**Exercise task**
Copy out the lines of the data below, starting at the line that contains "subscribers-only-toggle[interactable] — [1185, 418, 1215, 434]" and ending at the line that contains "sub-goal-text[interactable]: Dê 1", with both of those lines included.

--- Provided information ---

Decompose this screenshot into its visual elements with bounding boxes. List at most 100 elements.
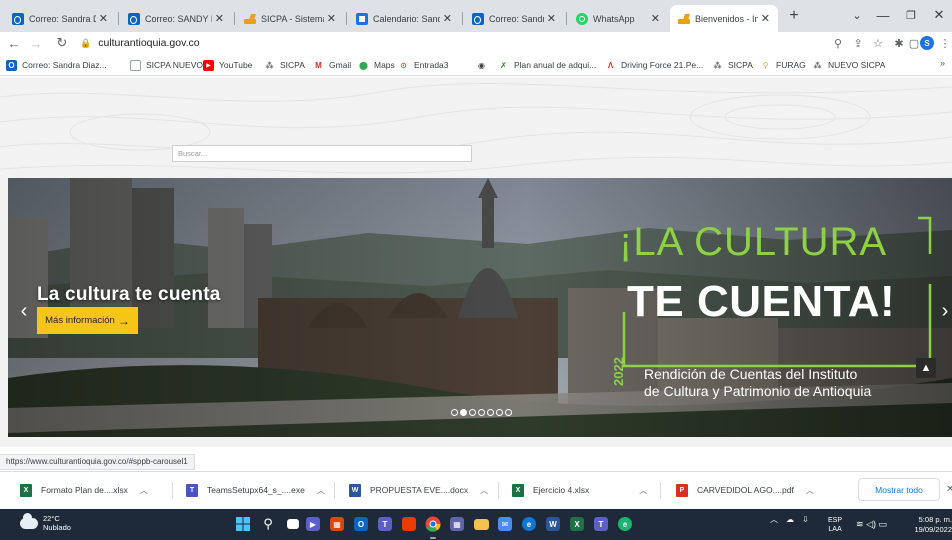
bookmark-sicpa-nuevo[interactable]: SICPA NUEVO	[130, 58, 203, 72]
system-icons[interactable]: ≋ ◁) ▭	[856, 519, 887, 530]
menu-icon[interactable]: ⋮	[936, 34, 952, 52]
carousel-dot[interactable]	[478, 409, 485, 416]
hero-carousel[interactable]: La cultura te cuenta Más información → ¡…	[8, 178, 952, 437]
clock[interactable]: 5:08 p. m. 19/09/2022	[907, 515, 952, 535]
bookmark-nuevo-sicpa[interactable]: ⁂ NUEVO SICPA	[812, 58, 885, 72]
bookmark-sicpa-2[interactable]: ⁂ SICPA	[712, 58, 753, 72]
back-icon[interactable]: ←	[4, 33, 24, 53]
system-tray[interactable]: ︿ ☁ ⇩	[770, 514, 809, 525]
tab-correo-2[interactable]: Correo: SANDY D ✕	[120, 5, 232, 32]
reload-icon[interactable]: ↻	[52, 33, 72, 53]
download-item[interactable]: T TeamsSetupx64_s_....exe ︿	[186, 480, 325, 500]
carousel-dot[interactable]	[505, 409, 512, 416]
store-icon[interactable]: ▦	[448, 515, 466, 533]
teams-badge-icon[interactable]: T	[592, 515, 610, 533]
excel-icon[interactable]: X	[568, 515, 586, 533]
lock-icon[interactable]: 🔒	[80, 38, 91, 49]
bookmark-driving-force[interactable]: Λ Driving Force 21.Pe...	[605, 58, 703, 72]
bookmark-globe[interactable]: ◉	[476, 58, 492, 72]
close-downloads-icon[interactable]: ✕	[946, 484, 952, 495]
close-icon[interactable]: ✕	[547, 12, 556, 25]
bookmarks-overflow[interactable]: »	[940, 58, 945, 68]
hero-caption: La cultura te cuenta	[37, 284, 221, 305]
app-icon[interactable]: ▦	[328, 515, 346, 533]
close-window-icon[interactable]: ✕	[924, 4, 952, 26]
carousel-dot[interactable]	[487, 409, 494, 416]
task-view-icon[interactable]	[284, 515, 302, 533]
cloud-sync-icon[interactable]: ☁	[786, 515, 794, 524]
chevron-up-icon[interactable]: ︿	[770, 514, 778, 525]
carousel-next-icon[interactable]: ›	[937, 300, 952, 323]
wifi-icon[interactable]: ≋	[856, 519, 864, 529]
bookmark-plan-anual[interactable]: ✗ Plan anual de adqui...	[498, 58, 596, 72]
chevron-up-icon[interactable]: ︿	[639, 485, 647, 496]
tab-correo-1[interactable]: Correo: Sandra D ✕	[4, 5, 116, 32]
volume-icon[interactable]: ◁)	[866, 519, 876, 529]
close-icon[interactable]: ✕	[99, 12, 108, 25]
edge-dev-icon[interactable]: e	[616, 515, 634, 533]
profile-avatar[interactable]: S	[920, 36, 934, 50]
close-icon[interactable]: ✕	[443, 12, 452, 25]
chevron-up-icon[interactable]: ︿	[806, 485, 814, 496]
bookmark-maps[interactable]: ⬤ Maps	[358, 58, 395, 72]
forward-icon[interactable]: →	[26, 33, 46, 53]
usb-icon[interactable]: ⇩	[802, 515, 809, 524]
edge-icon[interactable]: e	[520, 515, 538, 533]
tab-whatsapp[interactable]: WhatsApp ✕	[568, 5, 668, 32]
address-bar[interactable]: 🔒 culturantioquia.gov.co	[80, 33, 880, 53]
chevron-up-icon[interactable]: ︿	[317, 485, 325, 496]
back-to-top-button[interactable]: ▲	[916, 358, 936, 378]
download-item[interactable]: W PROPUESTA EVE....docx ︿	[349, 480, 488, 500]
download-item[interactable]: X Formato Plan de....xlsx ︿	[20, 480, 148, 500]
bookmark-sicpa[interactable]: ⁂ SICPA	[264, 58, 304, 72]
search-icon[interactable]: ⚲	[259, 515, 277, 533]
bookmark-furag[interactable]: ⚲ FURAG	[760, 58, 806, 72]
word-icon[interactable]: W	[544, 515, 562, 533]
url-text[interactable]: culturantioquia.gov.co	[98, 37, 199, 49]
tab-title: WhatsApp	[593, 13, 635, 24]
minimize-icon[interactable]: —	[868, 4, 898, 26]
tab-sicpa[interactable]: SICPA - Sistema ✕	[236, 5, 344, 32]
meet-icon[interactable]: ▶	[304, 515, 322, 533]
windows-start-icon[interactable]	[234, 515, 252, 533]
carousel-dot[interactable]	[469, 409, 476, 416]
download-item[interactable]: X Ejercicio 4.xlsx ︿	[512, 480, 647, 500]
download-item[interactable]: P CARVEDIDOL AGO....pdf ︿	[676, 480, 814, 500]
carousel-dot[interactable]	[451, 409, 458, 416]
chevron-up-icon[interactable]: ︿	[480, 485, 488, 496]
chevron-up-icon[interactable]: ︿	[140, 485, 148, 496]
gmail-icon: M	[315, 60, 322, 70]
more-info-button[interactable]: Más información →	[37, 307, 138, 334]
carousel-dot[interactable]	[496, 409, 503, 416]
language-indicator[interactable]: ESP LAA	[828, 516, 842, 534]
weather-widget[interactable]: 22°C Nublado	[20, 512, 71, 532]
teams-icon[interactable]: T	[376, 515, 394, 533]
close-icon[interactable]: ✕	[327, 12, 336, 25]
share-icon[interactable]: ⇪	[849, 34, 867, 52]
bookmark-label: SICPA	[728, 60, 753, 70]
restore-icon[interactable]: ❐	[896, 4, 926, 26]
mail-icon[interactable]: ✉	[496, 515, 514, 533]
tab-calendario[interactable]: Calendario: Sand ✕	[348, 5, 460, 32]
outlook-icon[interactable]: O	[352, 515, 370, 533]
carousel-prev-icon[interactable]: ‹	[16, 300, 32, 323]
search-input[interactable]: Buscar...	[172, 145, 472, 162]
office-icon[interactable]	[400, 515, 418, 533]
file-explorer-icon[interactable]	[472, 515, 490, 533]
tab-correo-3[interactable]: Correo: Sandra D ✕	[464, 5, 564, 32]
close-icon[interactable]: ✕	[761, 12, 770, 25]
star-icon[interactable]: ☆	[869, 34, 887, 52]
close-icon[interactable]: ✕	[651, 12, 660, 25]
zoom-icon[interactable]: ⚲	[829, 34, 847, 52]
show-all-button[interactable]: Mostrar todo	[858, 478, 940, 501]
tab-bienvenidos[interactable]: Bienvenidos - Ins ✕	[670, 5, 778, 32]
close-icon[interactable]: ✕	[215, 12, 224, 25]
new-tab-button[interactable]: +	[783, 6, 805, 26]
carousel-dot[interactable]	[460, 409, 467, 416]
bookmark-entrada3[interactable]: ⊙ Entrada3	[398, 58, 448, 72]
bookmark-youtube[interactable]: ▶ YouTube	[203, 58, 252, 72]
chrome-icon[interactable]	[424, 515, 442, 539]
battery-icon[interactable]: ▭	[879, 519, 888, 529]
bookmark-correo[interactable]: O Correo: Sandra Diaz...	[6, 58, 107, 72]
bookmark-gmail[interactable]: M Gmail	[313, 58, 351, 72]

---
--- Provided information ---

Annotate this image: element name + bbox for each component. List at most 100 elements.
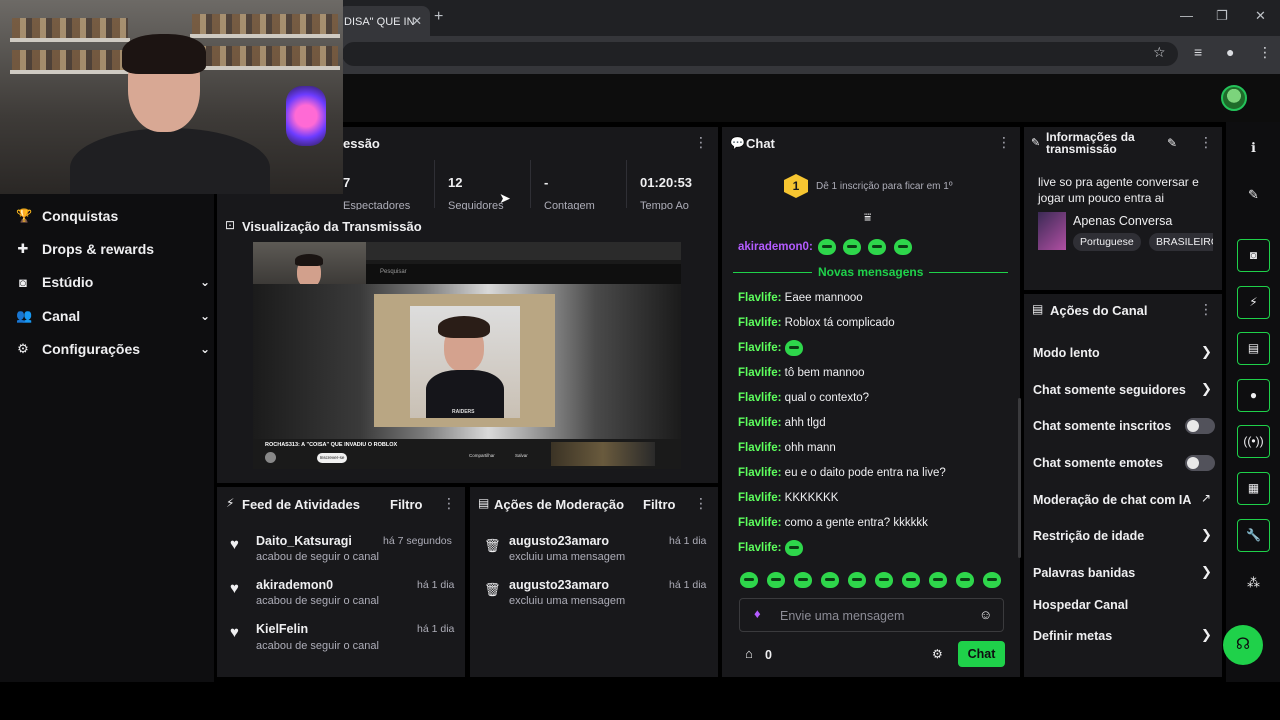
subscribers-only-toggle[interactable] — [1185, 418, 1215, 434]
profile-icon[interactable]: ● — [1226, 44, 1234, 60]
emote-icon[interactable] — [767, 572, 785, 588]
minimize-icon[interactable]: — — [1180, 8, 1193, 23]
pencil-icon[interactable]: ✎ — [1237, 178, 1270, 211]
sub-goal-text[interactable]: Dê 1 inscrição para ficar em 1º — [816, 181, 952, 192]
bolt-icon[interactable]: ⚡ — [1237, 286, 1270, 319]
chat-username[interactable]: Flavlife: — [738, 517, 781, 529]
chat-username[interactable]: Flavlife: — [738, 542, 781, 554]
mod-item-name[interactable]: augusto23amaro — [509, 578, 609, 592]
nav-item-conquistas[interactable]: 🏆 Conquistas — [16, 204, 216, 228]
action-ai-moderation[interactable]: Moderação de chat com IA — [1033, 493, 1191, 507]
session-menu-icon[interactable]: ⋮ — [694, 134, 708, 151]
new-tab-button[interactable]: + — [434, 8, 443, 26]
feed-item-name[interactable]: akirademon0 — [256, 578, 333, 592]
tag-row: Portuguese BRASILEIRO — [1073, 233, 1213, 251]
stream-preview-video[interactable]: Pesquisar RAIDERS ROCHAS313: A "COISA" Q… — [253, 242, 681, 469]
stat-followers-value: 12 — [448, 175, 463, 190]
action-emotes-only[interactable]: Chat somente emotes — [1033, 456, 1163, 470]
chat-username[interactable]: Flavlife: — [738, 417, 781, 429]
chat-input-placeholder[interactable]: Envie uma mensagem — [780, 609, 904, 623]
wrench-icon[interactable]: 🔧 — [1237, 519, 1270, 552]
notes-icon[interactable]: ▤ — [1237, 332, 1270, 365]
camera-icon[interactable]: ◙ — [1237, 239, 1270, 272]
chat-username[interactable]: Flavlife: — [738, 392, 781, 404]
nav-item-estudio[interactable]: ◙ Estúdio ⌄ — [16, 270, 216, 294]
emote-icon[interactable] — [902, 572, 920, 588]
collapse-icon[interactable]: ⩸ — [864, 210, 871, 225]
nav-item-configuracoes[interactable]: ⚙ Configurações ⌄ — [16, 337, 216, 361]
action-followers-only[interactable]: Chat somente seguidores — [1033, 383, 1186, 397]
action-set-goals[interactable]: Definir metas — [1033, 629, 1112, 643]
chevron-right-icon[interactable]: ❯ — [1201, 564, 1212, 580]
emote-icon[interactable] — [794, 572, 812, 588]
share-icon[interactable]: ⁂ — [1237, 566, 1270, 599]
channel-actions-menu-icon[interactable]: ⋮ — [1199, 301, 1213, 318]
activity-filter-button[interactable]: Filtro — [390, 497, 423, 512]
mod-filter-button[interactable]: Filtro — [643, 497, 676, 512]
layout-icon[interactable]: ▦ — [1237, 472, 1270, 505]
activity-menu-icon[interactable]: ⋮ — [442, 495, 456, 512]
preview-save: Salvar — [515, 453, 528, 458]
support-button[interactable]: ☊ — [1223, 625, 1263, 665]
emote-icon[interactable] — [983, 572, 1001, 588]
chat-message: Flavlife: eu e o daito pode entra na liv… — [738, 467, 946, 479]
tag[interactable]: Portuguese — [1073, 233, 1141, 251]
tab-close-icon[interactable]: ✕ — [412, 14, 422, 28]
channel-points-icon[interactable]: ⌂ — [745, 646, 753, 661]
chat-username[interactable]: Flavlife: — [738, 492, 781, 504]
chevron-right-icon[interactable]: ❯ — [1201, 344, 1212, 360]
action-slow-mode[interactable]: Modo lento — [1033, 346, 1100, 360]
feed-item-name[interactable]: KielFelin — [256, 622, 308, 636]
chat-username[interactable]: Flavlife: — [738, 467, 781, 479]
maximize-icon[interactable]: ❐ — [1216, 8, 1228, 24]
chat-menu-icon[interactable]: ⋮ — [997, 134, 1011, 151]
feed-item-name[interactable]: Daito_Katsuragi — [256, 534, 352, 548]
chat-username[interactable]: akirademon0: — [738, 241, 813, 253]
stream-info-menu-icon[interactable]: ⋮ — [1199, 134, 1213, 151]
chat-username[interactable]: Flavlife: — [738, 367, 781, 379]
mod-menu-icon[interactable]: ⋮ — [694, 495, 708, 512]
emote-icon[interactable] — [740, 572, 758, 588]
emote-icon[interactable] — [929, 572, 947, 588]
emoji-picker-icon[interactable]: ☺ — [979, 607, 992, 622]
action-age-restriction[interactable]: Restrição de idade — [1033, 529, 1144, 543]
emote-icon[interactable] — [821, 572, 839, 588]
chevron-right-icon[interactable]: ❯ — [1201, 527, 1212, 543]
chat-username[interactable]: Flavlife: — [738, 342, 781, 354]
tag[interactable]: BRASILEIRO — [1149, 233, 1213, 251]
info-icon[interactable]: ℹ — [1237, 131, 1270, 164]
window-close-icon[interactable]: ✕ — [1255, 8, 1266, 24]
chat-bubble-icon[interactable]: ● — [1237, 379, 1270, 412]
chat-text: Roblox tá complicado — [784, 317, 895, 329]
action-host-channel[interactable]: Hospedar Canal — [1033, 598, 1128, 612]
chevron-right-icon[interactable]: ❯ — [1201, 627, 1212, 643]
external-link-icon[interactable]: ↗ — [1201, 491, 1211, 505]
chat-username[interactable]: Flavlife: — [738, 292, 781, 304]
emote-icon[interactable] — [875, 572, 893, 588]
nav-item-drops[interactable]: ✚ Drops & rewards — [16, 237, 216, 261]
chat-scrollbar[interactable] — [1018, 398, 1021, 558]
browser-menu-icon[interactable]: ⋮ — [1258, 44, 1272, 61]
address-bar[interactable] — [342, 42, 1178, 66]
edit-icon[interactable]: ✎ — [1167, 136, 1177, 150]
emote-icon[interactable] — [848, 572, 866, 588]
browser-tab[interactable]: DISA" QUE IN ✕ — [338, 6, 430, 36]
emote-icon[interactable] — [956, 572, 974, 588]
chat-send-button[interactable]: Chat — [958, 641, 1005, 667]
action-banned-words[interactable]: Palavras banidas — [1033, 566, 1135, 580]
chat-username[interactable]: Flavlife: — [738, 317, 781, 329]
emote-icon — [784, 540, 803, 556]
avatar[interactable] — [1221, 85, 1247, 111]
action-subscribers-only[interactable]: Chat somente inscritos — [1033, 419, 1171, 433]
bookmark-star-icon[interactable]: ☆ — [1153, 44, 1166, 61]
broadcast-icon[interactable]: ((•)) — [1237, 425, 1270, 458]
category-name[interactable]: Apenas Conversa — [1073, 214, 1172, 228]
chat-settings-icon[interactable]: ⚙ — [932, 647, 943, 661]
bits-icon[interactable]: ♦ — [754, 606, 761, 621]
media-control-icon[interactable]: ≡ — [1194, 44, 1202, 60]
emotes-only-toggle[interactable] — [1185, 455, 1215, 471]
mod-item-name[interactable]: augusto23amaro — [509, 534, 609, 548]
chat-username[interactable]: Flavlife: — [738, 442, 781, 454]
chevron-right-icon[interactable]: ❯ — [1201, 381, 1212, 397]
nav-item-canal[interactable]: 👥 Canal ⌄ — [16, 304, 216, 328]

---

**Written answer**
subscribers-only-toggle[interactable] — [1185, 418, 1215, 434]
profile-icon[interactable]: ● — [1226, 44, 1234, 60]
emote-icon[interactable] — [767, 572, 785, 588]
minimize-icon[interactable]: — — [1180, 8, 1193, 23]
pencil-icon[interactable]: ✎ — [1237, 178, 1270, 211]
sub-goal-text[interactable]: Dê 1 inscrição para ficar em 1º — [816, 181, 952, 192]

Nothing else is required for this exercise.